• _Short task_: Only the number is wanted: tally the lines below that contain the word "color".

• _Data shown_:
_____
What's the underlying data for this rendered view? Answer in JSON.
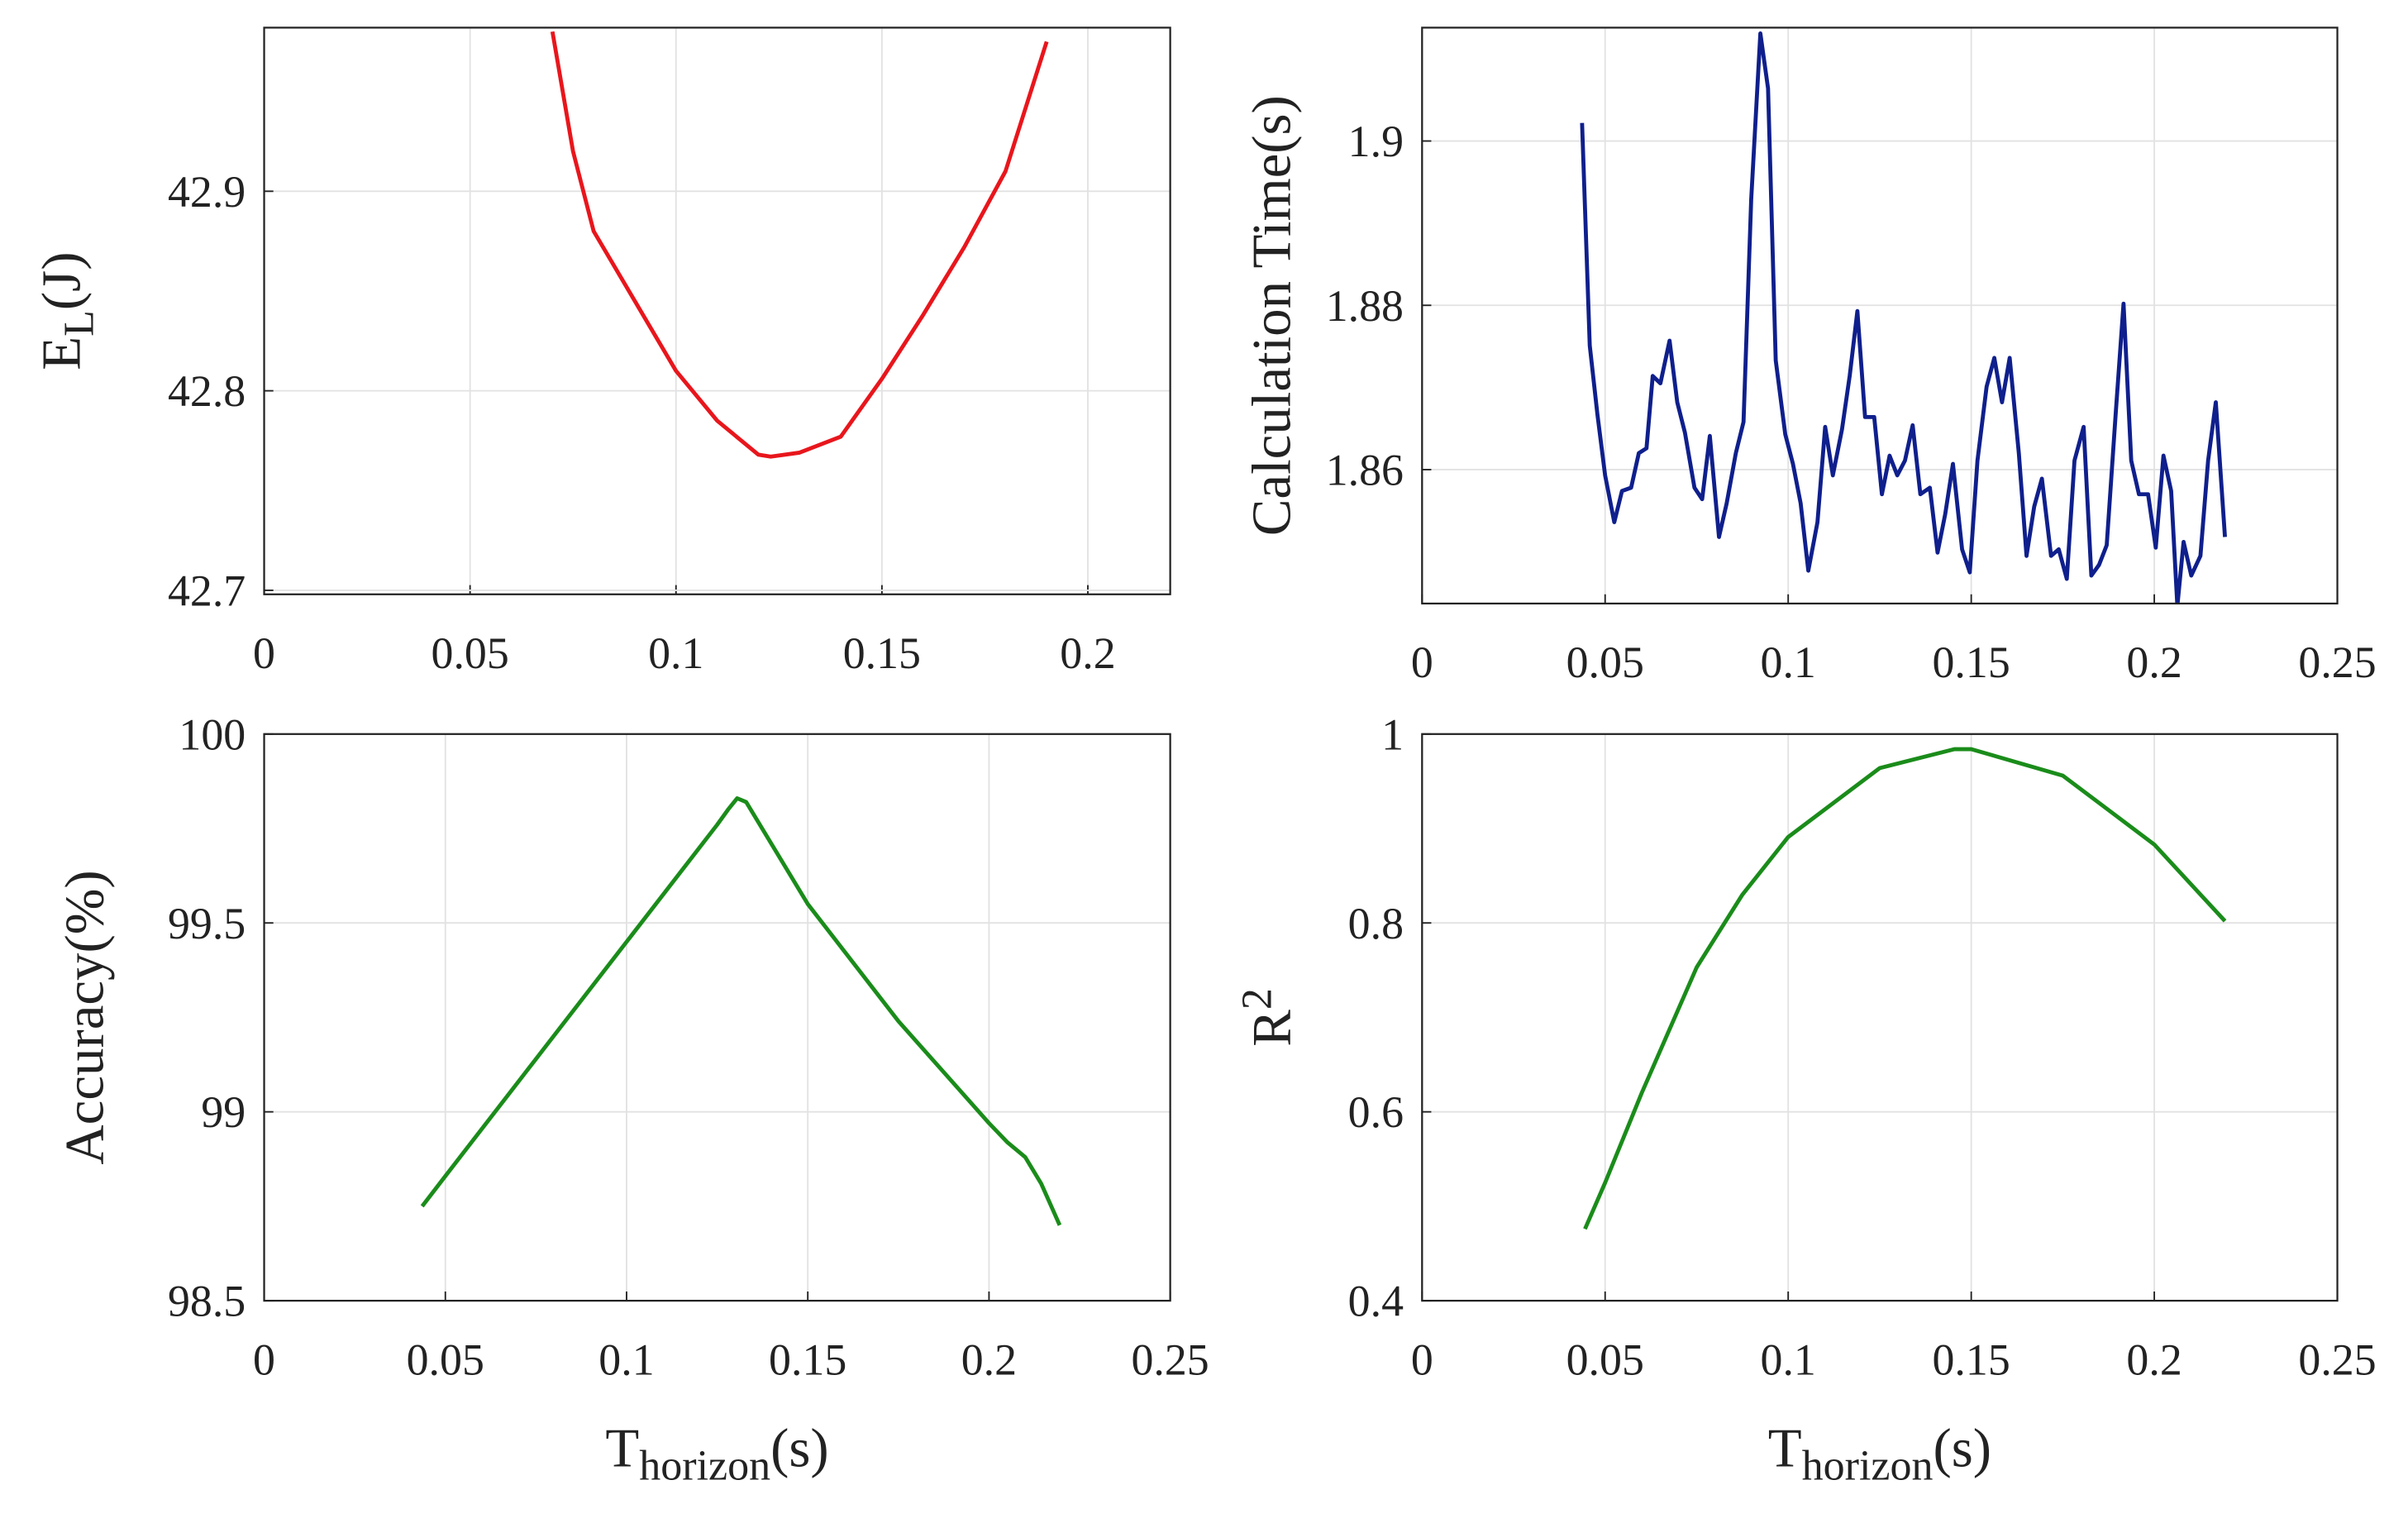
{
  "chart_data": [
    {
      "type": "line",
      "ylabel": {
        "base": "E",
        "sub": "L",
        "tail": "(J)"
      },
      "x": [
        0.07,
        0.075,
        0.08,
        0.09,
        0.1,
        0.11,
        0.12,
        0.123,
        0.13,
        0.14,
        0.15,
        0.16,
        0.17,
        0.18,
        0.19
      ],
      "values": [
        42.98,
        42.92,
        42.88,
        42.845,
        42.81,
        42.785,
        42.768,
        42.767,
        42.769,
        42.777,
        42.806,
        42.838,
        42.872,
        42.91,
        42.975
      ],
      "color": "#e8161c",
      "xlim": [
        0,
        0.22
      ],
      "xticks": [
        0,
        0.05,
        0.1,
        0.15,
        0.2
      ],
      "ylim": [
        42.698,
        42.982
      ],
      "yticks": [
        42.7,
        42.8,
        42.9
      ],
      "grid": true
    },
    {
      "type": "line",
      "ylabel": "Calculation Time(s)",
      "x": [
        0.0437,
        0.0458,
        0.0479,
        0.05,
        0.0525,
        0.0546,
        0.0571,
        0.0592,
        0.0613,
        0.063,
        0.0651,
        0.0676,
        0.0697,
        0.0718,
        0.0744,
        0.0765,
        0.0786,
        0.0811,
        0.0832,
        0.0857,
        0.0878,
        0.0899,
        0.0924,
        0.0945,
        0.0966,
        0.0992,
        0.1013,
        0.1034,
        0.1055,
        0.108,
        0.1101,
        0.1122,
        0.1147,
        0.1168,
        0.1189,
        0.121,
        0.1235,
        0.1256,
        0.1277,
        0.1298,
        0.1319,
        0.134,
        0.1361,
        0.1387,
        0.1408,
        0.1429,
        0.145,
        0.1475,
        0.1496,
        0.1517,
        0.1542,
        0.1563,
        0.1584,
        0.1605,
        0.163,
        0.1651,
        0.1672,
        0.1693,
        0.1718,
        0.1739,
        0.1761,
        0.1782,
        0.1807,
        0.1828,
        0.1849,
        0.187,
        0.1895,
        0.1916,
        0.1937,
        0.1958,
        0.1983,
        0.2004,
        0.2025,
        0.2046,
        0.2063,
        0.208,
        0.2101,
        0.2126,
        0.2147,
        0.2168,
        0.2193
      ],
      "values": [
        1.9022,
        1.8751,
        1.8667,
        1.8593,
        1.8536,
        1.8574,
        1.8578,
        1.862,
        1.8626,
        1.8714,
        1.8705,
        1.8757,
        1.8682,
        1.8645,
        1.8578,
        1.8564,
        1.8641,
        1.8518,
        1.8559,
        1.862,
        1.8658,
        1.8929,
        1.9131,
        1.9064,
        1.8733,
        1.8643,
        1.8607,
        1.8559,
        1.8477,
        1.8536,
        1.8652,
        1.8593,
        1.8649,
        1.8714,
        1.8793,
        1.8664,
        1.8664,
        1.857,
        1.8617,
        1.8593,
        1.8611,
        1.8654,
        1.857,
        1.8578,
        1.8499,
        1.8546,
        1.8607,
        1.8503,
        1.8475,
        1.8611,
        1.8701,
        1.8736,
        1.8682,
        1.8736,
        1.862,
        1.8495,
        1.8555,
        1.8589,
        1.8495,
        1.8503,
        1.8467,
        1.8611,
        1.8652,
        1.8471,
        1.8484,
        1.8508,
        1.8671,
        1.8802,
        1.8611,
        1.857,
        1.857,
        1.8505,
        1.8617,
        1.8574,
        1.8434,
        1.8512,
        1.8471,
        1.8495,
        1.8611,
        1.8682,
        1.8518
      ],
      "color": "#0f1f8c",
      "xlim": [
        0,
        0.25
      ],
      "xticks": [
        0,
        0.05,
        0.1,
        0.15,
        0.2,
        0.25
      ],
      "ylim": [
        1.8437,
        1.9138
      ],
      "yticks": [
        1.86,
        1.88,
        1.9
      ],
      "grid": true
    },
    {
      "type": "line",
      "ylabel": "Accuracy(%)",
      "xlabel": {
        "base": "T",
        "sub": "horizon",
        "tail": "(s)"
      },
      "x": [
        0.0436,
        0.05,
        0.075,
        0.1,
        0.125,
        0.128,
        0.1305,
        0.133,
        0.15,
        0.175,
        0.2,
        0.205,
        0.21,
        0.2144,
        0.2195
      ],
      "values": [
        98.75,
        98.83,
        99.14,
        99.45,
        99.76,
        99.8,
        99.83,
        99.82,
        99.55,
        99.24,
        98.97,
        98.92,
        98.88,
        98.81,
        98.7
      ],
      "color": "#1a8c1a",
      "xlim": [
        0,
        0.25
      ],
      "xticks": [
        0,
        0.05,
        0.1,
        0.15,
        0.2,
        0.25
      ],
      "ylim": [
        98.5,
        100
      ],
      "yticks": [
        98.5,
        99,
        99.5,
        100
      ],
      "grid": true
    },
    {
      "type": "line",
      "ylabel": {
        "base": "R",
        "sup": "2"
      },
      "xlabel": {
        "base": "T",
        "sub": "horizon",
        "tail": "(s)"
      },
      "x": [
        0.0445,
        0.05,
        0.06,
        0.075,
        0.0875,
        0.1,
        0.125,
        0.1454,
        0.15,
        0.175,
        0.2,
        0.2193
      ],
      "values": [
        0.476,
        0.525,
        0.62,
        0.753,
        0.83,
        0.891,
        0.964,
        0.984,
        0.984,
        0.956,
        0.883,
        0.802
      ],
      "color": "#1a8c1a",
      "xlim": [
        0,
        0.25
      ],
      "xticks": [
        0,
        0.05,
        0.1,
        0.15,
        0.2,
        0.25
      ],
      "ylim": [
        0.4,
        1
      ],
      "yticks": [
        0.4,
        0.6,
        0.8,
        1
      ],
      "grid": true
    }
  ]
}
_____
• _Task response_: 4